━━━ Records for this task ━━━

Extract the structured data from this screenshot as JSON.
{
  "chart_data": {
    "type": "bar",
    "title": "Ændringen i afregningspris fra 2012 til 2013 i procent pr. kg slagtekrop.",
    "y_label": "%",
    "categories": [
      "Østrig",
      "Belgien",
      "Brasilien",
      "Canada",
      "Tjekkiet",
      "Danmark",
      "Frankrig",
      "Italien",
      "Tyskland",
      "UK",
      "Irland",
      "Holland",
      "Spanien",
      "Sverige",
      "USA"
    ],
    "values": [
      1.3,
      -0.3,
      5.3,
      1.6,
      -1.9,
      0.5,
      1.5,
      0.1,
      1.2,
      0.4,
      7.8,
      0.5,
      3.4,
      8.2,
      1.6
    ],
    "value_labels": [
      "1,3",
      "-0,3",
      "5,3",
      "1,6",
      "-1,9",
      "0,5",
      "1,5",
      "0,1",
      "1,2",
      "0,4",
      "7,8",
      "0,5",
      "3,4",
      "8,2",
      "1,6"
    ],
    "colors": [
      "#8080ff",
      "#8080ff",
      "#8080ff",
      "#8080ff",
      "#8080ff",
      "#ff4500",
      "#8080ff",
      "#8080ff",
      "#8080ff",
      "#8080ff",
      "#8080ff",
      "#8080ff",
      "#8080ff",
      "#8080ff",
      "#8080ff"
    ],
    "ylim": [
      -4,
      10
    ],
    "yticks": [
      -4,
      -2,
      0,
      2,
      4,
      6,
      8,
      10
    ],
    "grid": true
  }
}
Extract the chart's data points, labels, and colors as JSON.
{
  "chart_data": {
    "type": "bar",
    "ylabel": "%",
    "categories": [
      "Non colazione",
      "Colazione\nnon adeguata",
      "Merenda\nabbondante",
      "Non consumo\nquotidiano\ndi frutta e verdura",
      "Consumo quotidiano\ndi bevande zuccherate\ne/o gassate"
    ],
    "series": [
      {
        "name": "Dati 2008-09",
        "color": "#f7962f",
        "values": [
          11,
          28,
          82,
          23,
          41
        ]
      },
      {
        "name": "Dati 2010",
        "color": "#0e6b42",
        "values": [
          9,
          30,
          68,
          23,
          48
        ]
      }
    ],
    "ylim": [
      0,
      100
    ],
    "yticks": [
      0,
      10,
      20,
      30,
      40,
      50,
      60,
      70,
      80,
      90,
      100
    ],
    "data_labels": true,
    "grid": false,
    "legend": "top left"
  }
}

━━━

=== Written task ===
Copy all the entries verbatim.

=== Task result ===
Extract the structured data from this screenshot as JSON.
{
  "chart_data": {
    "type": "bar",
    "title": "Ændringen i afregningspris fra 2012 til 2013 i procent pr. kg slagtekrop.",
    "y_label": "%",
    "categories": [
      "Østrig",
      "Belgien",
      "Brasilien",
      "Canada",
      "Tjekkiet",
      "Danmark",
      "Frankrig",
      "Italien",
      "Tyskland",
      "UK",
      "Irland",
      "Holland",
      "Spanien",
      "Sverige",
      "USA"
    ],
    "values": [
      1.3,
      -0.3,
      5.3,
      1.6,
      -1.9,
      0.5,
      1.5,
      0.1,
      1.2,
      0.4,
      7.8,
      0.5,
      3.4,
      8.2,
      1.6
    ],
    "value_labels": [
      "1,3",
      "-0,3",
      "5,3",
      "1,6",
      "-1,9",
      "0,5",
      "1,5",
      "0,1",
      "1,2",
      "0,4",
      "7,8",
      "0,5",
      "3,4",
      "8,2",
      "1,6"
    ],
    "colors": [
      "#8080ff",
      "#8080ff",
      "#8080ff",
      "#8080ff",
      "#8080ff",
      "#ff4500",
      "#8080ff",
      "#8080ff",
      "#8080ff",
      "#8080ff",
      "#8080ff",
      "#8080ff",
      "#8080ff",
      "#8080ff",
      "#8080ff"
    ],
    "ylim": [
      -4,
      10
    ],
    "yticks": [
      -4,
      -2,
      0,
      2,
      4,
      6,
      8,
      10
    ],
    "grid": true
  }
}
Extract the chart's data points, labels, and colors as JSON.
{
  "chart_data": {
    "type": "bar",
    "ylabel": "%",
    "categories": [
      "Non colazione",
      "Colazione\nnon adeguata",
      "Merenda\nabbondante",
      "Non consumo\nquotidiano\ndi frutta e verdura",
      "Consumo quotidiano\ndi bevande zuccherate\ne/o gassate"
    ],
    "series": [
      {
        "name": "Dati 2008-09",
        "color": "#f7962f",
        "values": [
          11,
          28,
          82,
          23,
          41
        ]
      },
      {
        "name": "Dati 2010",
        "color": "#0e6b42",
        "values": [
          9,
          30,
          68,
          23,
          48
        ]
      }
    ],
    "ylim": [
      0,
      100
    ],
    "yticks": [
      0,
      10,
      20,
      30,
      40,
      50,
      60,
      70,
      80,
      90,
      100
    ],
    "data_labels": true,
    "grid": false,
    "legend": "top left"
  }
}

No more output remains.